> **Source records**:
========================
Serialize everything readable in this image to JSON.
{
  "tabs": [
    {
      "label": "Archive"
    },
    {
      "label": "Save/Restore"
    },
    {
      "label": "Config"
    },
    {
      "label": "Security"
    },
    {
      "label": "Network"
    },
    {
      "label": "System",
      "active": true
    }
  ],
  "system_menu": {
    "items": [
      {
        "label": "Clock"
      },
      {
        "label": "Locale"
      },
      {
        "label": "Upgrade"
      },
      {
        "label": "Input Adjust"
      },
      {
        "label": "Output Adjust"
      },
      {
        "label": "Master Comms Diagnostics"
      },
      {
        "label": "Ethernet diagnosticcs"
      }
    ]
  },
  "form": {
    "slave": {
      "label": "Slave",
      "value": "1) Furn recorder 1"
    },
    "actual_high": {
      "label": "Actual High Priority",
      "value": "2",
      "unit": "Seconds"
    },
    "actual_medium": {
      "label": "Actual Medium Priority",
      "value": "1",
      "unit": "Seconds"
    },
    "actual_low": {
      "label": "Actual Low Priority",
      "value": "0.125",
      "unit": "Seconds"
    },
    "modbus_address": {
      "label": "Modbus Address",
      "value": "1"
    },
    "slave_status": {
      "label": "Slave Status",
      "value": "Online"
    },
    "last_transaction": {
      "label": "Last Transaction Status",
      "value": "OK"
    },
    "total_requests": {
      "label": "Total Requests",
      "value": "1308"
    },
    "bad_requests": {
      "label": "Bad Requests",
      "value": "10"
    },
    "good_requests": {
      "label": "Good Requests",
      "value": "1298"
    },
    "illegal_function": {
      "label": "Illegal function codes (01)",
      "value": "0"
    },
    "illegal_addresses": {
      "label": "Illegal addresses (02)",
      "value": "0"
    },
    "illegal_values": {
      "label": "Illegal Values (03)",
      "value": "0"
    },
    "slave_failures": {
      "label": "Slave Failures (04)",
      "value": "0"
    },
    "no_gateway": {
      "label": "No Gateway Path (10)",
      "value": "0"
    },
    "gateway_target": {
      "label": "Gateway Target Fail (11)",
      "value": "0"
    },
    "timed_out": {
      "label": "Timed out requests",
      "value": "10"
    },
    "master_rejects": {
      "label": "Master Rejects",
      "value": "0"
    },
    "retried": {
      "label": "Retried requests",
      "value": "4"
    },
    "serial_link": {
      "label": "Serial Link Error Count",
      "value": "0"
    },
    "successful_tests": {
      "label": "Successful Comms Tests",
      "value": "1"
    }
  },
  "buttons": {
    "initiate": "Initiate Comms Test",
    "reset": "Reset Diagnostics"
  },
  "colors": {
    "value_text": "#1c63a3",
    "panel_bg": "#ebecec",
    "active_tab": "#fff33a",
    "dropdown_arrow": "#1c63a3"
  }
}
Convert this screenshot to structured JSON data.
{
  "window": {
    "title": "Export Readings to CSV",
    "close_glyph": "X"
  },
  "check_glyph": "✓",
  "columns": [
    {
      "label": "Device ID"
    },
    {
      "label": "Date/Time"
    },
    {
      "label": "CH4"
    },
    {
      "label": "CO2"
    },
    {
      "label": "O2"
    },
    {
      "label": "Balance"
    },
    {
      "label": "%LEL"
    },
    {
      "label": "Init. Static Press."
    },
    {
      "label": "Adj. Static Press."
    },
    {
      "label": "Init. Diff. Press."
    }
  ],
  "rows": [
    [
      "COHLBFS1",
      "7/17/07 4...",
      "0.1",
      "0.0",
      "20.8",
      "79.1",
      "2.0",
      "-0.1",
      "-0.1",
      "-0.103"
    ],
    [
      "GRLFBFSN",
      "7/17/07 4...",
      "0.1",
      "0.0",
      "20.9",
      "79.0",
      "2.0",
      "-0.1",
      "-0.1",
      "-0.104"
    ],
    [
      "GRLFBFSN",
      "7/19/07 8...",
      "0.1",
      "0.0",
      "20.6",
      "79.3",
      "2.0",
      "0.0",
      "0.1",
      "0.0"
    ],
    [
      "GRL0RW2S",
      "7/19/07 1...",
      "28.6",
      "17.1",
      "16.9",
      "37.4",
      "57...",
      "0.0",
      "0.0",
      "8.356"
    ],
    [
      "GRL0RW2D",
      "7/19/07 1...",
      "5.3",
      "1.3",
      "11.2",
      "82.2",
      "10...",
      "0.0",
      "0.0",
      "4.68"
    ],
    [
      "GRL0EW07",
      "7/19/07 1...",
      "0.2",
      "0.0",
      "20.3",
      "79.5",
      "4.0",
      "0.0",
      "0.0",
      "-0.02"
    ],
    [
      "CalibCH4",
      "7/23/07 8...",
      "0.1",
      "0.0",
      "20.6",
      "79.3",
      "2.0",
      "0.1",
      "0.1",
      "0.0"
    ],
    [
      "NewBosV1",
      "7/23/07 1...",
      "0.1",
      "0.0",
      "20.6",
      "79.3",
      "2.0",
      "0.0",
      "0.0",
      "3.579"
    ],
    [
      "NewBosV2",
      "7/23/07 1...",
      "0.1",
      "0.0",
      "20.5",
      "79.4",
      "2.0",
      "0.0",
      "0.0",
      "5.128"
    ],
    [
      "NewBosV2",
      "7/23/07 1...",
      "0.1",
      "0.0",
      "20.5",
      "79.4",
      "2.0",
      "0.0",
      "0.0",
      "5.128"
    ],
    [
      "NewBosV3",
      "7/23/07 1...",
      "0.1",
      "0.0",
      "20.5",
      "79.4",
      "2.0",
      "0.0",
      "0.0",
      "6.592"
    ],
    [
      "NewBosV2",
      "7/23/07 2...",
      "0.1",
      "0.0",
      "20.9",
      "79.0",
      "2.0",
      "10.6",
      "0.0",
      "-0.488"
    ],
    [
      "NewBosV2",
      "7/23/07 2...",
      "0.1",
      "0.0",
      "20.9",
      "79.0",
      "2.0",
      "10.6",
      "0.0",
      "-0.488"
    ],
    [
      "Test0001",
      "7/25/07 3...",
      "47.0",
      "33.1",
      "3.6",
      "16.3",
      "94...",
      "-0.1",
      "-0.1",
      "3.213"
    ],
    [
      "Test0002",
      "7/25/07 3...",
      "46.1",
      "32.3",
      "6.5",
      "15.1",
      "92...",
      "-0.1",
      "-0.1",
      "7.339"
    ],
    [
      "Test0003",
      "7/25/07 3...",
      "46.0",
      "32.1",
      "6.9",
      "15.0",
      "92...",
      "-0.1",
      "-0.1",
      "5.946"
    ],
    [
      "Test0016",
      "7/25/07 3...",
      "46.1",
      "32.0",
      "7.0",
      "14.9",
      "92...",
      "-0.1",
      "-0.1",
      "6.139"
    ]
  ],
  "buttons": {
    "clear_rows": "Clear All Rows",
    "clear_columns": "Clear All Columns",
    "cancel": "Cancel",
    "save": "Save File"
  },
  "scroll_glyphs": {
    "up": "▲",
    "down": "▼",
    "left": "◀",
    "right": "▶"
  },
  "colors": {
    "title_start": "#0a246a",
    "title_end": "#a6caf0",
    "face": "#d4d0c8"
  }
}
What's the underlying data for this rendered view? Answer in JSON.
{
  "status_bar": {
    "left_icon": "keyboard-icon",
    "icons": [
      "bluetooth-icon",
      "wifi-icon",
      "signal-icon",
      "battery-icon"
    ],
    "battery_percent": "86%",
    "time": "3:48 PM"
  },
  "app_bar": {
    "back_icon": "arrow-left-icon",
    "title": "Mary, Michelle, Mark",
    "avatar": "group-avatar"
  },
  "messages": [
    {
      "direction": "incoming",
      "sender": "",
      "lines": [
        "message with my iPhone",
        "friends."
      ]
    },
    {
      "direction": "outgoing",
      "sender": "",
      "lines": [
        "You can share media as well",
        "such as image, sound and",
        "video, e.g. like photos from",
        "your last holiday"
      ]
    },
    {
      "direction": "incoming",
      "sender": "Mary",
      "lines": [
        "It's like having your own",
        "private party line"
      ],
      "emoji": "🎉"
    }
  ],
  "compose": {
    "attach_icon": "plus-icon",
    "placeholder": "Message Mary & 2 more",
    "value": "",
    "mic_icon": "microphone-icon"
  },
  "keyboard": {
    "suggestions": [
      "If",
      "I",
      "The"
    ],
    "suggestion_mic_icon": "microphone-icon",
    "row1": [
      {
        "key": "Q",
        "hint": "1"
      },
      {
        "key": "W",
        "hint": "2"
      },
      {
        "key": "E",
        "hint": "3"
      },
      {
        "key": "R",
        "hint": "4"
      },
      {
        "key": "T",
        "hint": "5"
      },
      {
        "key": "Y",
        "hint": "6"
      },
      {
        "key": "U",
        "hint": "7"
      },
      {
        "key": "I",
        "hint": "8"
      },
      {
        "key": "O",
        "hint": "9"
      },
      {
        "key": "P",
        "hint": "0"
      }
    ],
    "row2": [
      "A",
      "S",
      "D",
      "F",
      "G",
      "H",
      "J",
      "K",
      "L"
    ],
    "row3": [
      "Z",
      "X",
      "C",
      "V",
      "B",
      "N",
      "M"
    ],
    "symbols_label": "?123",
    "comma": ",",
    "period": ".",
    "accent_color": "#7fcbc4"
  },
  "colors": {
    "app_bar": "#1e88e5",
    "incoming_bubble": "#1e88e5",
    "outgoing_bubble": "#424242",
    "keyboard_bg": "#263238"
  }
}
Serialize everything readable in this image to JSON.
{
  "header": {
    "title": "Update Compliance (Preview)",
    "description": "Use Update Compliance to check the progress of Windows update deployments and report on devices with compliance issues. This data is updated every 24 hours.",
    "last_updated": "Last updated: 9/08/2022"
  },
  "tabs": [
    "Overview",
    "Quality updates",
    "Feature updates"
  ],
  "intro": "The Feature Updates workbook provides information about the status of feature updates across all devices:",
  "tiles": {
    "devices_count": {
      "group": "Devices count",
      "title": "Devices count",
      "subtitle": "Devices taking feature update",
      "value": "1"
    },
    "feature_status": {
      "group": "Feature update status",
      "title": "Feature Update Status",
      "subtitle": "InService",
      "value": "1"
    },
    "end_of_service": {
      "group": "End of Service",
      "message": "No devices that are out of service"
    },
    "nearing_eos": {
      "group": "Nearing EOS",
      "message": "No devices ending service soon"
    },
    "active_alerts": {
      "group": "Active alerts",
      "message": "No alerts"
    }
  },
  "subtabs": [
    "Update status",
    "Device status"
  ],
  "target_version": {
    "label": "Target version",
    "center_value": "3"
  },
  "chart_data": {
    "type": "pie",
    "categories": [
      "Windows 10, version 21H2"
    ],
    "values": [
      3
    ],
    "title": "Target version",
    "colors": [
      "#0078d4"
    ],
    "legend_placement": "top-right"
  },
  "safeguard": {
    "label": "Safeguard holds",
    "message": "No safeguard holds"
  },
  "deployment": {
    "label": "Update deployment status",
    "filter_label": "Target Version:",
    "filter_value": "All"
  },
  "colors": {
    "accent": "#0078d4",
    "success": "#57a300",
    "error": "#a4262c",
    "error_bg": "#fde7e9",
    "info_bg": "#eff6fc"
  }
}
========================
> **What to work on**:
Copy out every line holding the string "updates".

> **The output**:
    "Quality updates",
    "Feature updates"
  "intro": "The Feature Updates workbook provides information about the status of feature updates across all devices:",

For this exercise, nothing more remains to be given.